▶ [STATED TASK]: Print out every record exactly as it appears.

--- start ---

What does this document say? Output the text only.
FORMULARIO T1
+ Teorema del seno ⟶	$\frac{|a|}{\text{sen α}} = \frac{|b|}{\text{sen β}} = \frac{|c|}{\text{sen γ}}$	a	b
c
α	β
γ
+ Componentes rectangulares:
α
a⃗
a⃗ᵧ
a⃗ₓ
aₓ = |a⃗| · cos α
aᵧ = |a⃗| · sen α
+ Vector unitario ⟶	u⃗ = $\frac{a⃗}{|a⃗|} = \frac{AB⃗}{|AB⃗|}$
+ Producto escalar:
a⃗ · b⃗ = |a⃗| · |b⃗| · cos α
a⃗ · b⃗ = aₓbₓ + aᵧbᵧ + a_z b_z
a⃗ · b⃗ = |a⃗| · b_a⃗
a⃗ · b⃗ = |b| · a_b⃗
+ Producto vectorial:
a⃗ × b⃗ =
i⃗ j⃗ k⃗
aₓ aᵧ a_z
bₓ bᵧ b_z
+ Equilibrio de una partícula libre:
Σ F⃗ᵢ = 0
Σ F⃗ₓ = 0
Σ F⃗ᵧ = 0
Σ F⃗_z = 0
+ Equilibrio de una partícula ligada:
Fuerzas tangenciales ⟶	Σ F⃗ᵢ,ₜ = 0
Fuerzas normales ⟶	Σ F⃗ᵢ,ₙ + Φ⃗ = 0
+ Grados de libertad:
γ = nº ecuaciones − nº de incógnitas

--- end ---

▶ [EXERCISE OUTPUT]:
What does this document say? Output the text only.
FORMULARIO T1
+ Teorema del seno ⟶	$\frac{|a|}{\text{sen α}} = \frac{|b|}{\text{sen β}} = \frac{|c|}{\text{sen γ}}$	a	b
c
α	β
γ
+ Componentes rectangulares:
α
a⃗
a⃗ᵧ
a⃗ₓ
aₓ = |a⃗| · cos α
aᵧ = |a⃗| · sen α
+ Vector unitario ⟶	u⃗ = $\frac{a⃗}{|a⃗|} = \frac{AB⃗}{|AB⃗|}$
+ Producto escalar:
a⃗ · b⃗ = |a⃗| · |b⃗| · cos α
a⃗ · b⃗ = aₓbₓ + aᵧbᵧ + a_z b_z
a⃗ · b⃗ = |a⃗| · b_a⃗
a⃗ · b⃗ = |b| · a_b⃗
+ Producto vectorial:
a⃗ × b⃗ =
i⃗ j⃗ k⃗
aₓ aᵧ a_z
bₓ bᵧ b_z
+ Equilibrio de una partícula libre:
Σ F⃗ᵢ = 0
Σ F⃗ₓ = 0
Σ F⃗ᵧ = 0
Σ F⃗_z = 0
+ Equilibrio de una partícula ligada:
Fuerzas tangenciales ⟶	Σ F⃗ᵢ,ₜ = 0
Fuerzas normales ⟶	Σ F⃗ᵢ,ₙ + Φ⃗ = 0
+ Grados de libertad:
γ = nº ecuaciones − nº de incógnitas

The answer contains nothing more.